Extracted entries:
· · · · ·
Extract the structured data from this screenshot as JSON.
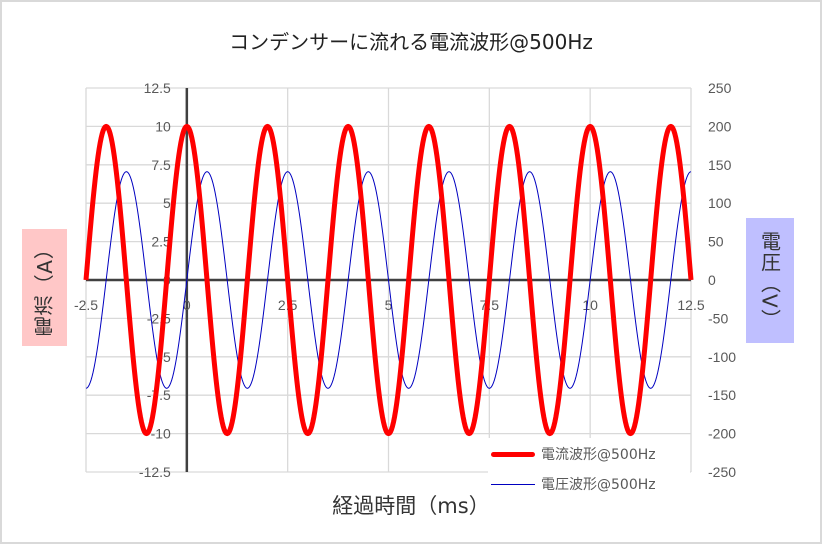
{
  "chart_data": {
    "type": "line",
    "title": "コンデンサーに流れる電流波形@500Hz",
    "xlabel": "経過時間（ms）",
    "ylabel_left": "電流（A）",
    "ylabel_right": "電圧（V）",
    "xlim": [
      -2.5,
      12.5
    ],
    "ylim_left": [
      -12.5,
      12.5
    ],
    "ylim_right": [
      -250,
      250
    ],
    "x_ticks": [
      "-2.5",
      "0",
      "2.5",
      "5",
      "7.5",
      "10",
      "12.5"
    ],
    "y_left_ticks": [
      "12.5",
      "10",
      "7.5",
      "5",
      "2.5",
      "0",
      "-2.5",
      "-5",
      "-7.5",
      "-10",
      "-12.5"
    ],
    "y_right_ticks": [
      "250",
      "200",
      "150",
      "100",
      "50",
      "0",
      "-50",
      "-100",
      "-150",
      "-200",
      "-250"
    ],
    "grid": true,
    "legend_position": "bottom-right",
    "series": [
      {
        "name": "電流波形@500Hz",
        "axis": "left",
        "color": "#FF0000",
        "line_width": 5,
        "function": "10*cos(2*pi*0.5*t)",
        "amplitude": 10,
        "frequency_hz": 500,
        "phase": "cos",
        "x": [
          -2.5,
          -2,
          -1.5,
          -1,
          -0.5,
          0,
          0.5,
          1,
          1.5,
          2,
          2.5,
          3,
          3.5,
          4,
          4.5,
          5,
          5.5,
          6,
          6.5,
          7,
          7.5,
          8,
          8.5,
          9,
          9.5,
          10,
          10.5,
          11,
          11.5,
          12,
          12.5
        ],
        "values": [
          0,
          10,
          0,
          -10,
          0,
          10,
          0,
          -10,
          0,
          10,
          0,
          -10,
          0,
          10,
          0,
          -10,
          0,
          10,
          0,
          -10,
          0,
          10,
          0,
          -10,
          0,
          10,
          0,
          -10,
          0,
          10,
          0
        ]
      },
      {
        "name": "電圧波形@500Hz",
        "axis": "right",
        "color": "#0000C0",
        "line_width": 1,
        "function": "141*sin(2*pi*0.5*t)",
        "amplitude": 141,
        "frequency_hz": 500,
        "phase": "sin",
        "x": [
          -2.5,
          -2,
          -1.5,
          -1,
          -0.5,
          0,
          0.5,
          1,
          1.5,
          2,
          2.5,
          3,
          3.5,
          4,
          4.5,
          5,
          5.5,
          6,
          6.5,
          7,
          7.5,
          8,
          8.5,
          9,
          9.5,
          10,
          10.5,
          11,
          11.5,
          12,
          12.5
        ],
        "values": [
          -141,
          0,
          141,
          0,
          -141,
          0,
          141,
          0,
          -141,
          0,
          141,
          0,
          -141,
          0,
          141,
          0,
          -141,
          0,
          141,
          0,
          -141,
          0,
          141,
          0,
          -141,
          0,
          141,
          0,
          -141,
          0,
          141
        ]
      }
    ]
  },
  "colors": {
    "left_axis_box": "#FFC7C7",
    "right_axis_box": "#BFBFFF",
    "gridline": "#D9D9D9",
    "zero_axis": "#404040"
  }
}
· · · · ·
Work to complete: Copy the entries above faithfully and omit every image.

Exercise solution:
Extract the structured data from this screenshot as JSON.
{
  "chart_data": {
    "type": "line",
    "title": "コンデンサーに流れる電流波形@500Hz",
    "xlabel": "経過時間（ms）",
    "ylabel_left": "電流（A）",
    "ylabel_right": "電圧（V）",
    "xlim": [
      -2.5,
      12.5
    ],
    "ylim_left": [
      -12.5,
      12.5
    ],
    "ylim_right": [
      -250,
      250
    ],
    "x_ticks": [
      "-2.5",
      "0",
      "2.5",
      "5",
      "7.5",
      "10",
      "12.5"
    ],
    "y_left_ticks": [
      "12.5",
      "10",
      "7.5",
      "5",
      "2.5",
      "0",
      "-2.5",
      "-5",
      "-7.5",
      "-10",
      "-12.5"
    ],
    "y_right_ticks": [
      "250",
      "200",
      "150",
      "100",
      "50",
      "0",
      "-50",
      "-100",
      "-150",
      "-200",
      "-250"
    ],
    "grid": true,
    "legend_position": "bottom-right",
    "series": [
      {
        "name": "電流波形@500Hz",
        "axis": "left",
        "color": "#FF0000",
        "line_width": 5,
        "function": "10*cos(2*pi*0.5*t)",
        "amplitude": 10,
        "frequency_hz": 500,
        "phase": "cos",
        "x": [
          -2.5,
          -2,
          -1.5,
          -1,
          -0.5,
          0,
          0.5,
          1,
          1.5,
          2,
          2.5,
          3,
          3.5,
          4,
          4.5,
          5,
          5.5,
          6,
          6.5,
          7,
          7.5,
          8,
          8.5,
          9,
          9.5,
          10,
          10.5,
          11,
          11.5,
          12,
          12.5
        ],
        "values": [
          0,
          10,
          0,
          -10,
          0,
          10,
          0,
          -10,
          0,
          10,
          0,
          -10,
          0,
          10,
          0,
          -10,
          0,
          10,
          0,
          -10,
          0,
          10,
          0,
          -10,
          0,
          10,
          0,
          -10,
          0,
          10,
          0
        ]
      },
      {
        "name": "電圧波形@500Hz",
        "axis": "right",
        "color": "#0000C0",
        "line_width": 1,
        "function": "141*sin(2*pi*0.5*t)",
        "amplitude": 141,
        "frequency_hz": 500,
        "phase": "sin",
        "x": [
          -2.5,
          -2,
          -1.5,
          -1,
          -0.5,
          0,
          0.5,
          1,
          1.5,
          2,
          2.5,
          3,
          3.5,
          4,
          4.5,
          5,
          5.5,
          6,
          6.5,
          7,
          7.5,
          8,
          8.5,
          9,
          9.5,
          10,
          10.5,
          11,
          11.5,
          12,
          12.5
        ],
        "values": [
          -141,
          0,
          141,
          0,
          -141,
          0,
          141,
          0,
          -141,
          0,
          141,
          0,
          -141,
          0,
          141,
          0,
          -141,
          0,
          141,
          0,
          -141,
          0,
          141,
          0,
          -141,
          0,
          141,
          0,
          -141,
          0,
          141
        ]
      }
    ]
  },
  "colors": {
    "left_axis_box": "#FFC7C7",
    "right_axis_box": "#BFBFFF",
    "gridline": "#D9D9D9",
    "zero_axis": "#404040"
  }
}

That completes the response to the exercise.